(Items listed in a dataset)
##############################

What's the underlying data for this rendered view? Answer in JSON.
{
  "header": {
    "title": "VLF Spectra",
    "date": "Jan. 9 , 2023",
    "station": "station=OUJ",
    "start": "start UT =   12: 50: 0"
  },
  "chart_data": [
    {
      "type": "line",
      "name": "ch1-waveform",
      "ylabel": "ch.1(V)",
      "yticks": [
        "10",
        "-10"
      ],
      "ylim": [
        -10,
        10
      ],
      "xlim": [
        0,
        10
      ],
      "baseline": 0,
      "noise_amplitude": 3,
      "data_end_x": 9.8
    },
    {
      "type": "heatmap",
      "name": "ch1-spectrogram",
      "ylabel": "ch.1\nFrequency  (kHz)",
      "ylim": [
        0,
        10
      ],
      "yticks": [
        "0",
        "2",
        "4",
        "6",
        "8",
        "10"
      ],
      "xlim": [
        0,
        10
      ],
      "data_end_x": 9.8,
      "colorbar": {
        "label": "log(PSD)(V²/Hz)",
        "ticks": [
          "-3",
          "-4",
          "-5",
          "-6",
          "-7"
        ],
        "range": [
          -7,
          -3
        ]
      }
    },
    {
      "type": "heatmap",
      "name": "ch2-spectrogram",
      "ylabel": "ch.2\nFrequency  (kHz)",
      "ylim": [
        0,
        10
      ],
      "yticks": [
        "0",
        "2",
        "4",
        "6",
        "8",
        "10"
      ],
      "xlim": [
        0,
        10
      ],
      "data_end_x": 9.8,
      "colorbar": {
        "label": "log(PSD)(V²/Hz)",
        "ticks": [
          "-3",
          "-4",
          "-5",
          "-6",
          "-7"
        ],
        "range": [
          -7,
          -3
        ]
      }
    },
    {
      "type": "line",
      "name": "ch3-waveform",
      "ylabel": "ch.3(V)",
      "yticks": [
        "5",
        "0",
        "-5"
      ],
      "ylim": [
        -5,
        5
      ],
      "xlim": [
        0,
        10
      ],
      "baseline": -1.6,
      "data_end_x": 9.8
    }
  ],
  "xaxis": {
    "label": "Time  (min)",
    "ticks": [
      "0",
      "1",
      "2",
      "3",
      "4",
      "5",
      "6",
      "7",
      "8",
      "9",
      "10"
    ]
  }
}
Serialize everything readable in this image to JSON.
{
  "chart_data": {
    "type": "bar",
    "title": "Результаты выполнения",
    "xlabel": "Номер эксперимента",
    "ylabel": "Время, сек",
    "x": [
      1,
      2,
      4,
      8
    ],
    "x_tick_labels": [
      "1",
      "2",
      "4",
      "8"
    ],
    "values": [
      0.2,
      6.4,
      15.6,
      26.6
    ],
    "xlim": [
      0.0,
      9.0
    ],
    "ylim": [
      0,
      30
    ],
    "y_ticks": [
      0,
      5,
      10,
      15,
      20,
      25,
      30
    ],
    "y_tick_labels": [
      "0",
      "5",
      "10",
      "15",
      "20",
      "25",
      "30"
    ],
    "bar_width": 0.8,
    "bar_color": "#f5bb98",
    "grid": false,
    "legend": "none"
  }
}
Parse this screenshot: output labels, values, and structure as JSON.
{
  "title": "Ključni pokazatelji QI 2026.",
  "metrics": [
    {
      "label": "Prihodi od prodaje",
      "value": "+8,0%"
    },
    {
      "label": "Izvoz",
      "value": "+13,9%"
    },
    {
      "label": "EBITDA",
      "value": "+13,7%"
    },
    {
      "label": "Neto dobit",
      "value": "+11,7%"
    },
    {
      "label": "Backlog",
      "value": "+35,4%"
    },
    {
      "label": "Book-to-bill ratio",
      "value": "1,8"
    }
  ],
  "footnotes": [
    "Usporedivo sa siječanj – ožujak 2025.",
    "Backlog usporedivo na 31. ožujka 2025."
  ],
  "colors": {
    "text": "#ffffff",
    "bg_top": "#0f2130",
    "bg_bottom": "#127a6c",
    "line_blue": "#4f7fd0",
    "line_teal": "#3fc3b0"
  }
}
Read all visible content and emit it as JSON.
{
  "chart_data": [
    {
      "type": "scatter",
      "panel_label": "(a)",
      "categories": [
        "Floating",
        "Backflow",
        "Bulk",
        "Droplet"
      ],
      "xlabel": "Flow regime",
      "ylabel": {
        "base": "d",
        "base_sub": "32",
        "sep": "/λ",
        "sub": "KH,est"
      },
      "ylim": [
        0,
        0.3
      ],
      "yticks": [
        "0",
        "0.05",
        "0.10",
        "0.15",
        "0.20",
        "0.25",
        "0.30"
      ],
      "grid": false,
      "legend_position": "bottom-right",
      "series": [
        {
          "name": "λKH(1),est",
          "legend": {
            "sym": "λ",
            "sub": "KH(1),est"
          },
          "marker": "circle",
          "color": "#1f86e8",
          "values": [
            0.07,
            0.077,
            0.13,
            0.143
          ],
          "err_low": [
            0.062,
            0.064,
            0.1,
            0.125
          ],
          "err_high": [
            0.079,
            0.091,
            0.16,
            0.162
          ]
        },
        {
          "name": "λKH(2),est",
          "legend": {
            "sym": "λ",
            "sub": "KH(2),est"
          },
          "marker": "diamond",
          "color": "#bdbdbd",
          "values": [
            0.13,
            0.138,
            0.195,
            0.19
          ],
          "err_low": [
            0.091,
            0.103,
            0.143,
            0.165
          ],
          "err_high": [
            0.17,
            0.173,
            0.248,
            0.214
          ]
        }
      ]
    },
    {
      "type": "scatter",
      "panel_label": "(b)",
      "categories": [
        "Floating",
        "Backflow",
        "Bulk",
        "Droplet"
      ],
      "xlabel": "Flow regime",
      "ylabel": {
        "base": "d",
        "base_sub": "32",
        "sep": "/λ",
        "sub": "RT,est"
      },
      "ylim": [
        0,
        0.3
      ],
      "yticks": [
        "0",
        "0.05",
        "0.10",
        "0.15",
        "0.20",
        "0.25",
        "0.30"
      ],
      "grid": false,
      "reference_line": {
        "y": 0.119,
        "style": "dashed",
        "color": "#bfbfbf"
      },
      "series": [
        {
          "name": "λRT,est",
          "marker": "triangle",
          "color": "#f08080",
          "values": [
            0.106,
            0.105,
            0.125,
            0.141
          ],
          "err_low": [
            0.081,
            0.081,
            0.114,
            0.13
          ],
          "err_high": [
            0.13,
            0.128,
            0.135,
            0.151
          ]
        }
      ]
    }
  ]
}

##############################

Direction: Identify which lines contain the word "JSON" and copy each one.

Final result:
What's the underlying data for this rendered view? Answer in JSON.
Serialize everything readable in this image to JSON.
Parse this screenshot: output labels, values, and structure as JSON.
Read all visible content and emit it as JSON.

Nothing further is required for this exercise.